▶ [Exercise] Repeat the records below exactly.
## Start Provided records
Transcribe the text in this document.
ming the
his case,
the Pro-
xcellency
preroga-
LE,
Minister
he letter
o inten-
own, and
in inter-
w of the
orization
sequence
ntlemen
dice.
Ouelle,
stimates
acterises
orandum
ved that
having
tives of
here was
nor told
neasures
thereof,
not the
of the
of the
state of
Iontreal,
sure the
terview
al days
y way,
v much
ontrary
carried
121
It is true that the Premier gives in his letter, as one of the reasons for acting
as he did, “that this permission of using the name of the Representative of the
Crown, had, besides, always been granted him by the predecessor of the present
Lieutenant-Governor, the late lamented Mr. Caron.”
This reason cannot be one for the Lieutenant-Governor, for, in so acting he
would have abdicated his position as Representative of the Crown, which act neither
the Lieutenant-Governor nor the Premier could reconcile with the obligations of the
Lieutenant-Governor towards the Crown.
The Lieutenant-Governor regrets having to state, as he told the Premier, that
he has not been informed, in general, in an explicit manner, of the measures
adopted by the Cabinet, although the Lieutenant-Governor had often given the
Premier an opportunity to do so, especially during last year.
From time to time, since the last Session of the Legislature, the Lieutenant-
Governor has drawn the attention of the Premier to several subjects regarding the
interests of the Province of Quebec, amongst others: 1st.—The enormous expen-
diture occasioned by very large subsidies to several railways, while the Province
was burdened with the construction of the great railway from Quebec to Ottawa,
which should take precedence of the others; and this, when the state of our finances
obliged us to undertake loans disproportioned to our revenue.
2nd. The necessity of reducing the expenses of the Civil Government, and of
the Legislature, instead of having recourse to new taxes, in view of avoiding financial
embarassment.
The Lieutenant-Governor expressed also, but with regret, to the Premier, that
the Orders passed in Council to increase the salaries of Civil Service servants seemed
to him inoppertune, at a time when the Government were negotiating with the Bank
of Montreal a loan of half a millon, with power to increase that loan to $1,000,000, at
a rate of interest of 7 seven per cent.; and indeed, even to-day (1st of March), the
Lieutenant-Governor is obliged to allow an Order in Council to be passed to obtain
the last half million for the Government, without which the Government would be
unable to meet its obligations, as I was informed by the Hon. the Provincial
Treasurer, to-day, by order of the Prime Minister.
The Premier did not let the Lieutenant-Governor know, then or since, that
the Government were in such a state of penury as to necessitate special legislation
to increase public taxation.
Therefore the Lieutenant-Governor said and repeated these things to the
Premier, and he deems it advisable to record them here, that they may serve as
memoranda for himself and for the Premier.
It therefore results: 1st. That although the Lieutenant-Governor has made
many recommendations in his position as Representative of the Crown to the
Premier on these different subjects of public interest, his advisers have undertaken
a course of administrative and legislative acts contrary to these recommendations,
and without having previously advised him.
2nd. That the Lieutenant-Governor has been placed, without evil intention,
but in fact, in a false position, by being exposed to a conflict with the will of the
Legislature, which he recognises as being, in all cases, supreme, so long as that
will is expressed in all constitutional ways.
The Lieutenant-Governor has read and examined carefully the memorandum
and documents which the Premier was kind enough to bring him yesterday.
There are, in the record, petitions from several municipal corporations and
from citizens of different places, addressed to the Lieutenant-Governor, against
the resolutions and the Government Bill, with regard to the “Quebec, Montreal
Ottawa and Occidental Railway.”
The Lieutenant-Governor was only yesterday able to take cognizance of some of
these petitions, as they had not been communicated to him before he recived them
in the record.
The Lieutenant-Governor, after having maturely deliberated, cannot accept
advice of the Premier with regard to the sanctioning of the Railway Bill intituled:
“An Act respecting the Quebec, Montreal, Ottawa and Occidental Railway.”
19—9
## End Provided records
▶ [Exercise solution]
Transcribe the text in this document.
ming the
his case,
the Pro-
xcellency
preroga-
LE,
Minister
he letter
o inten-
own, and
in inter-
w of the
orization
sequence
ntlemen
dice.
Ouelle,
stimates
acterises
orandum
ved that
having
tives of
here was
nor told
neasures
thereof,
not the
of the
of the
state of
Iontreal,
sure the
terview
al days
y way,
v much
ontrary
carried
121
It is true that the Premier gives in his letter, as one of the reasons for acting
as he did, “that this permission of using the name of the Representative of the
Crown, had, besides, always been granted him by the predecessor of the present
Lieutenant-Governor, the late lamented Mr. Caron.”
This reason cannot be one for the Lieutenant-Governor, for, in so acting he
would have abdicated his position as Representative of the Crown, which act neither
the Lieutenant-Governor nor the Premier could reconcile with the obligations of the
Lieutenant-Governor towards the Crown.
The Lieutenant-Governor regrets having to state, as he told the Premier, that
he has not been informed, in general, in an explicit manner, of the measures
adopted by the Cabinet, although the Lieutenant-Governor had often given the
Premier an opportunity to do so, especially during last year.
From time to time, since the last Session of the Legislature, the Lieutenant-
Governor has drawn the attention of the Premier to several subjects regarding the
interests of the Province of Quebec, amongst others: 1st.—The enormous expen-
diture occasioned by very large subsidies to several railways, while the Province
was burdened with the construction of the great railway from Quebec to Ottawa,
which should take precedence of the others; and this, when the state of our finances
obliged us to undertake loans disproportioned to our revenue.
2nd. The necessity of reducing the expenses of the Civil Government, and of
the Legislature, instead of having recourse to new taxes, in view of avoiding financial
embarassment.
The Lieutenant-Governor expressed also, but with regret, to the Premier, that
the Orders passed in Council to increase the salaries of Civil Service servants seemed
to him inoppertune, at a time when the Government were negotiating with the Bank
of Montreal a loan of half a millon, with power to increase that loan to $1,000,000, at
a rate of interest of 7 seven per cent.; and indeed, even to-day (1st of March), the
Lieutenant-Governor is obliged to allow an Order in Council to be passed to obtain
the last half million for the Government, without which the Government would be
unable to meet its obligations, as I was informed by the Hon. the Provincial
Treasurer, to-day, by order of the Prime Minister.
The Premier did not let the Lieutenant-Governor know, then or since, that
the Government were in such a state of penury as to necessitate special legislation
to increase public taxation.
Therefore the Lieutenant-Governor said and repeated these things to the
Premier, and he deems it advisable to record them here, that they may serve as
memoranda for himself and for the Premier.
It therefore results: 1st. That although the Lieutenant-Governor has made
many recommendations in his position as Representative of the Crown to the
Premier on these different subjects of public interest, his advisers have undertaken
a course of administrative and legislative acts contrary to these recommendations,
and without having previously advised him.
2nd. That the Lieutenant-Governor has been placed, without evil intention,
but in fact, in a false position, by being exposed to a conflict with the will of the
Legislature, which he recognises as being, in all cases, supreme, so long as that
will is expressed in all constitutional ways.
The Lieutenant-Governor has read and examined carefully the memorandum
and documents which the Premier was kind enough to bring him yesterday.
There are, in the record, petitions from several municipal corporations and
from citizens of different places, addressed to the Lieutenant-Governor, against
the resolutions and the Government Bill, with regard to the “Quebec, Montreal
Ottawa and Occidental Railway.”
The Lieutenant-Governor was only yesterday able to take cognizance of some of
these petitions, as they had not been communicated to him before he recived them
in the record.
The Lieutenant-Governor, after having maturely deliberated, cannot accept
advice of the Premier with regard to the sanctioning of the Railway Bill intituled:
“An Act respecting the Quebec, Montreal, Ottawa and Occidental Railway.”
19—9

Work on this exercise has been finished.